Search the records for "grid" and copy each line that holds it.

- - -

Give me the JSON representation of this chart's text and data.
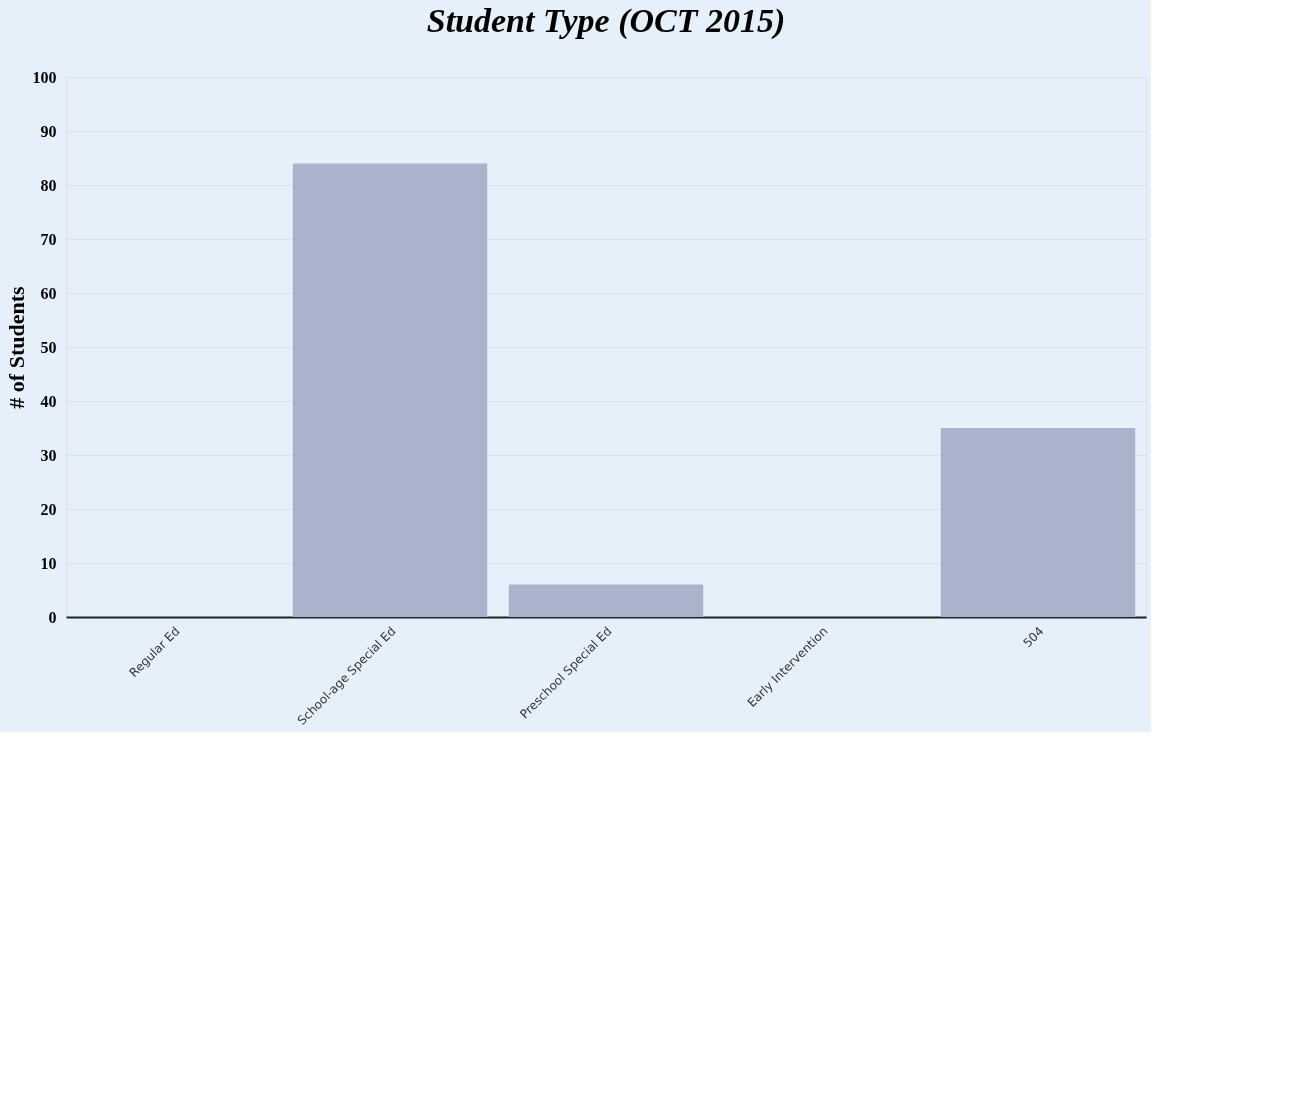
{
  "chart_data": {
    "type": "bar",
    "title": "Student Type (OCT 2015)",
    "ylabel": "# of Students",
    "categories": [
      "Regular Ed",
      "School-age Special Ed",
      "Preschool Special Ed",
      "Early Intervention",
      "504"
    ],
    "values": [
      0,
      84,
      6,
      0,
      35
    ],
    "color": "#a9b4cc",
    "ylim": [
      0,
      100
    ],
    "yticks": [
      0,
      10,
      20,
      30,
      40,
      50,
      60,
      70,
      80,
      90,
      100
    ],
    "grid": "y"
  }
}
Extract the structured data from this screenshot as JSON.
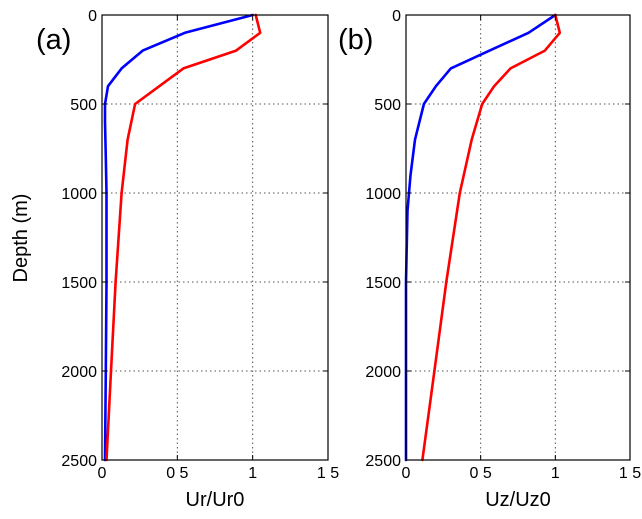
{
  "chart_data": [
    {
      "type": "line",
      "panel_label": "(a)",
      "xlabel": "Ur/Ur0",
      "ylabel": "Depth (m)",
      "xlim": [
        0,
        1.5
      ],
      "ylim": [
        2500,
        0
      ],
      "y_reversed": true,
      "grid": true,
      "x_tick_labels": [
        "0",
        "0.5",
        "1",
        "1.5"
      ],
      "x_tick_text": [
        "0",
        "0 5",
        "1",
        "1 5"
      ],
      "y_ticks": [
        0,
        500,
        1000,
        1500,
        2000,
        2500
      ],
      "y_tick_labels": [
        "0",
        "500",
        "1000",
        "1500",
        "2000",
        "2500"
      ],
      "series": [
        {
          "color": "#0000ff",
          "points": [
            [
              1.0,
              0
            ],
            [
              0.55,
              100
            ],
            [
              0.27,
              200
            ],
            [
              0.13,
              300
            ],
            [
              0.04,
              400
            ],
            [
              0.02,
              500
            ],
            [
              0.02,
              600
            ],
            [
              0.025,
              800
            ],
            [
              0.03,
              1000
            ],
            [
              0.03,
              1500
            ],
            [
              0.025,
              2000
            ],
            [
              0.02,
              2500
            ]
          ]
        },
        {
          "color": "#ff0000",
          "points": [
            [
              1.02,
              0
            ],
            [
              1.05,
              100
            ],
            [
              0.89,
              200
            ],
            [
              0.54,
              300
            ],
            [
              0.38,
              400
            ],
            [
              0.22,
              500
            ],
            [
              0.17,
              700
            ],
            [
              0.13,
              1000
            ],
            [
              0.09,
              1500
            ],
            [
              0.06,
              2000
            ],
            [
              0.03,
              2500
            ]
          ]
        }
      ]
    },
    {
      "type": "line",
      "panel_label": "(b)",
      "xlabel": "Uz/Uz0",
      "ylabel": "",
      "xlim": [
        0,
        1.5
      ],
      "ylim": [
        2500,
        0
      ],
      "y_reversed": true,
      "grid": true,
      "x_tick_labels": [
        "0",
        "0.5",
        "1",
        "1.5"
      ],
      "x_tick_text": [
        "0",
        "0 5",
        "1",
        "1 5"
      ],
      "y_ticks": [
        0,
        500,
        1000,
        1500,
        2000,
        2500
      ],
      "y_tick_labels": [
        "0",
        "500",
        "1000",
        "1500",
        "2000",
        "2500"
      ],
      "series": [
        {
          "color": "#0000ff",
          "points": [
            [
              1.0,
              0
            ],
            [
              0.82,
              100
            ],
            [
              0.56,
              200
            ],
            [
              0.3,
              300
            ],
            [
              0.2,
              400
            ],
            [
              0.12,
              500
            ],
            [
              0.06,
              700
            ],
            [
              0.03,
              900
            ],
            [
              0.01,
              1100
            ],
            [
              0.0,
              1500
            ],
            [
              0.0,
              2000
            ],
            [
              0.0,
              2500
            ]
          ]
        },
        {
          "color": "#ff0000",
          "points": [
            [
              1.0,
              0
            ],
            [
              1.03,
              100
            ],
            [
              0.93,
              200
            ],
            [
              0.7,
              300
            ],
            [
              0.59,
              400
            ],
            [
              0.51,
              500
            ],
            [
              0.44,
              700
            ],
            [
              0.36,
              1000
            ],
            [
              0.27,
              1500
            ],
            [
              0.19,
              2000
            ],
            [
              0.11,
              2500
            ]
          ]
        }
      ]
    }
  ]
}
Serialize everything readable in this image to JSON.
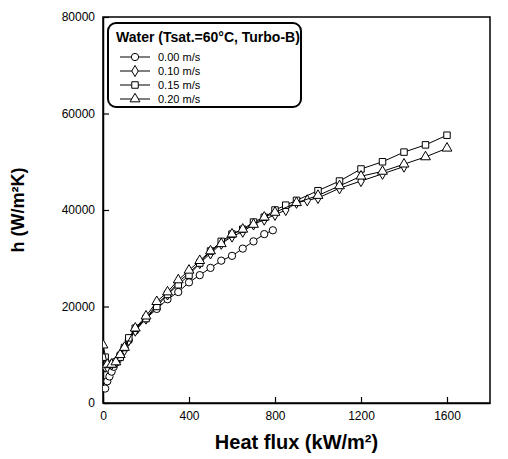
{
  "chart_data": {
    "type": "line",
    "x_label": "Heat flux (kW/m²)",
    "y_label": "h (W/m²K)",
    "legend_title": "Water (Tsat.=60°C, Turbo-B)",
    "legend": "upper left",
    "grid": false,
    "xlim": [
      0,
      1800
    ],
    "xticks": [
      0,
      400,
      800,
      1200,
      1600
    ],
    "ylim": [
      0,
      80000
    ],
    "yticks": [
      0,
      20000,
      40000,
      60000,
      80000
    ],
    "series": [
      {
        "name": "0.00 m/s",
        "color": "#000000",
        "marker": "circle",
        "line_style": "solid",
        "x": [
          10,
          20,
          30,
          40,
          50,
          60,
          80,
          100,
          120,
          150,
          200,
          250,
          300,
          350,
          400,
          450,
          500,
          550,
          600,
          650,
          700,
          750,
          790
        ],
        "values": [
          3000,
          4500,
          5500,
          6500,
          7500,
          8500,
          10000,
          11500,
          13000,
          15000,
          17500,
          19500,
          21500,
          23000,
          25000,
          26500,
          28000,
          29500,
          30500,
          32000,
          33500,
          35000,
          35800
        ]
      },
      {
        "name": "0.10 m/s",
        "color": "#000000",
        "marker": "diamond",
        "line_style": "solid",
        "x": [
          10,
          20,
          40,
          60,
          80,
          100,
          120,
          150,
          200,
          250,
          300,
          350,
          400,
          450,
          500,
          550,
          600,
          650,
          700,
          750,
          800,
          850,
          900,
          950,
          1000,
          1100,
          1200,
          1300,
          1400
        ],
        "values": [
          7500,
          7500,
          8000,
          8500,
          9500,
          11000,
          13000,
          15000,
          17500,
          20500,
          22500,
          25000,
          27000,
          29000,
          31000,
          33000,
          34500,
          35500,
          37000,
          38000,
          39000,
          40000,
          41500,
          42000,
          42500,
          44500,
          46000,
          47500,
          49000
        ]
      },
      {
        "name": "0.15 m/s",
        "color": "#000000",
        "marker": "square",
        "line_style": "solid",
        "x": [
          10,
          20,
          40,
          60,
          80,
          100,
          120,
          150,
          200,
          250,
          300,
          350,
          400,
          450,
          500,
          550,
          600,
          650,
          700,
          750,
          800,
          850,
          900,
          1000,
          1100,
          1200,
          1300,
          1400,
          1500,
          1600
        ],
        "values": [
          9500,
          8000,
          8000,
          8500,
          9500,
          11500,
          13500,
          15500,
          17500,
          20000,
          22500,
          24500,
          26500,
          29000,
          31500,
          33500,
          35000,
          36000,
          37500,
          38500,
          40000,
          41000,
          42000,
          44000,
          46000,
          48500,
          50000,
          52000,
          53500,
          55500
        ]
      },
      {
        "name": "0.20 m/s",
        "color": "#000000",
        "marker": "triangle",
        "line_style": "solid",
        "x": [
          0,
          20,
          40,
          60,
          80,
          100,
          150,
          200,
          250,
          300,
          350,
          400,
          450,
          500,
          550,
          600,
          650,
          700,
          750,
          800,
          900,
          1000,
          1100,
          1200,
          1300,
          1400,
          1500,
          1600
        ],
        "values": [
          12000,
          8000,
          8000,
          8500,
          10000,
          11500,
          15500,
          18000,
          21000,
          23000,
          25500,
          27500,
          29500,
          31500,
          33000,
          35000,
          36000,
          37000,
          38500,
          39500,
          41500,
          43000,
          45000,
          47000,
          48000,
          49500,
          51000,
          52800
        ]
      }
    ]
  }
}
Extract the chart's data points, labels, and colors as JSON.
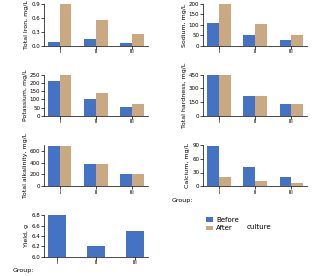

- - -

■ OUTPUT OF THE EXERCISE ■
    "grid": "y"
      "grid": true,
      "grid": true,
    "grid": false,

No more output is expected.